■ GOAL: Please write out the material that follows, exactly as it stands.

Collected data
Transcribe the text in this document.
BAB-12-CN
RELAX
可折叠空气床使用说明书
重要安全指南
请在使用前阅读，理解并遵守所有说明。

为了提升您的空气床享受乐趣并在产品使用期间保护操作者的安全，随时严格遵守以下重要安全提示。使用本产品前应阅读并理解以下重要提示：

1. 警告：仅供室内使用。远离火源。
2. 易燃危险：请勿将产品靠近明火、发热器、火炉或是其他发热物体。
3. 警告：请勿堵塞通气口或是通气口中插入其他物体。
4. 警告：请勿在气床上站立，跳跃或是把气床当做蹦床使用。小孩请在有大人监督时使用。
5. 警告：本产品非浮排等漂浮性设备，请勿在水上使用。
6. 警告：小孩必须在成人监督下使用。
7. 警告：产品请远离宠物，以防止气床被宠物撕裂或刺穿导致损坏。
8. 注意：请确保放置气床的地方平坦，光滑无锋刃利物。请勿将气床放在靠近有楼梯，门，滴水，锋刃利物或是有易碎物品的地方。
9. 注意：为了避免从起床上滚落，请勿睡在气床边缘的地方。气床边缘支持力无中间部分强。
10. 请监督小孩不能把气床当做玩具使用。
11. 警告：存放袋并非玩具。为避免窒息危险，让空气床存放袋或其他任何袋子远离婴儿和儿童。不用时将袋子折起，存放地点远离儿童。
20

■ CORRECT RESULT:
Transcribe the text in this document.
BAB-12-CN
RELAX
可折叠空气床使用说明书
重要安全指南
请在使用前阅读，理解并遵守所有说明。

为了提升您的空气床享受乐趣并在产品使用期间保护操作者的安全，随时严格遵守以下重要安全提示。使用本产品前应阅读并理解以下重要提示：

1. 警告：仅供室内使用。远离火源。
2. 易燃危险：请勿将产品靠近明火、发热器、火炉或是其他发热物体。
3. 警告：请勿堵塞通气口或是通气口中插入其他物体。
4. 警告：请勿在气床上站立，跳跃或是把气床当做蹦床使用。小孩请在有大人监督时使用。
5. 警告：本产品非浮排等漂浮性设备，请勿在水上使用。
6. 警告：小孩必须在成人监督下使用。
7. 警告：产品请远离宠物，以防止气床被宠物撕裂或刺穿导致损坏。
8. 注意：请确保放置气床的地方平坦，光滑无锋刃利物。请勿将气床放在靠近有楼梯，门，滴水，锋刃利物或是有易碎物品的地方。
9. 注意：为了避免从起床上滚落，请勿睡在气床边缘的地方。气床边缘支持力无中间部分强。
10. 请监督小孩不能把气床当做玩具使用。
11. 警告：存放袋并非玩具。为避免窒息危险，让空气床存放袋或其他任何袋子远离婴儿和儿童。不用时将袋子折起，存放地点远离儿童。
20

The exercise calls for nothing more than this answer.